> **Aim**
Your answer should be a single number: the count of lines holding the word "https".

(A run of records)
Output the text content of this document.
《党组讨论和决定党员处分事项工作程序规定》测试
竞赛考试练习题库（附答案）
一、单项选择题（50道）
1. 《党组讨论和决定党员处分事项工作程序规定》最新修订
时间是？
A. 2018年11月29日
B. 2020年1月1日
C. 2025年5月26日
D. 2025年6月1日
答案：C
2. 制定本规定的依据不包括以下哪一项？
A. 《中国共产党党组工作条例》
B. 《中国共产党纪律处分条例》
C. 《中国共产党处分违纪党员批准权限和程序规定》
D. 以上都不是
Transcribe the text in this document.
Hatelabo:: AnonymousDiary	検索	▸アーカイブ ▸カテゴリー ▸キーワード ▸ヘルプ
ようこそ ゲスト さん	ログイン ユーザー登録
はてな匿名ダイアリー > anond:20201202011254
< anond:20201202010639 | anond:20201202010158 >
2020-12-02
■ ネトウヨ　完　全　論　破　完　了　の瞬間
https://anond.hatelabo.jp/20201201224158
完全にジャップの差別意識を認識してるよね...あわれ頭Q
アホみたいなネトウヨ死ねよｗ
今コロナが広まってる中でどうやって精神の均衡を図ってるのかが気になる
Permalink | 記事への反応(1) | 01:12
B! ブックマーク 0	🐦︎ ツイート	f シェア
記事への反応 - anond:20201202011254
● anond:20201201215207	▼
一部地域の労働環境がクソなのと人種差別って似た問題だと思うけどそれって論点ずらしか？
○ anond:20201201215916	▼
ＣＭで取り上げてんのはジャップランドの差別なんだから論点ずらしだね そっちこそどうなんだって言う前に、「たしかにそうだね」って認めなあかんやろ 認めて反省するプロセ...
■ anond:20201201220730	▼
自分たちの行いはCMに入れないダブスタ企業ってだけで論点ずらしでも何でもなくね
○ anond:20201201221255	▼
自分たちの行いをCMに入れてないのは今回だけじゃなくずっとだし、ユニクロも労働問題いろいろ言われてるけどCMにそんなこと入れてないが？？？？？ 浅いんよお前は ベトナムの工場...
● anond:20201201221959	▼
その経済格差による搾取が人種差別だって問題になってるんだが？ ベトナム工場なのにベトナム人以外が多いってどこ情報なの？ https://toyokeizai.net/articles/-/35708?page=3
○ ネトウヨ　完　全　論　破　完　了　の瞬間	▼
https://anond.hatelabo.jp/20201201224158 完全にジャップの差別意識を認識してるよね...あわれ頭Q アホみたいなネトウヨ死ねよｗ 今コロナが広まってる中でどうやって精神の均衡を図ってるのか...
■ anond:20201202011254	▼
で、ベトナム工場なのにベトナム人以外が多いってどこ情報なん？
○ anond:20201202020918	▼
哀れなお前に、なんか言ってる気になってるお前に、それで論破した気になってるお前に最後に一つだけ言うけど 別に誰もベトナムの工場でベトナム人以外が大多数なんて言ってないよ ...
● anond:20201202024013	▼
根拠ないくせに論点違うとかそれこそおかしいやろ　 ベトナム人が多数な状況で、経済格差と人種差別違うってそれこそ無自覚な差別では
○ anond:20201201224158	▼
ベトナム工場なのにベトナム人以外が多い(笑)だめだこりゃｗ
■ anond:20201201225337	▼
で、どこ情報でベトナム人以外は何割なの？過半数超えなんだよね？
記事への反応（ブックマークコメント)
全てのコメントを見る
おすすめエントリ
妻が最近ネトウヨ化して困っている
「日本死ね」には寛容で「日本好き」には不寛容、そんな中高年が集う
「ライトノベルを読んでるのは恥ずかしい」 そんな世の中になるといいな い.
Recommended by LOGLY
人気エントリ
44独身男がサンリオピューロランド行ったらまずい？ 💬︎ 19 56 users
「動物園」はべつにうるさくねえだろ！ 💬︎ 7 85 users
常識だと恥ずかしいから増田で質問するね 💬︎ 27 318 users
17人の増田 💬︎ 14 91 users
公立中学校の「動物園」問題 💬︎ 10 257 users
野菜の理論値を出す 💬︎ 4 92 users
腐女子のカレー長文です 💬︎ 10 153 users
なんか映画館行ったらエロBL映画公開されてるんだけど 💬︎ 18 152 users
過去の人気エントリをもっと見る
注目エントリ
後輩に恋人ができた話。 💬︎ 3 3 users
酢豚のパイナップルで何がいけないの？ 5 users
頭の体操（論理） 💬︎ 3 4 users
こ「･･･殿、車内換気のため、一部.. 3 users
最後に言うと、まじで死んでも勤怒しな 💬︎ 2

> **Answer for this exercise**
3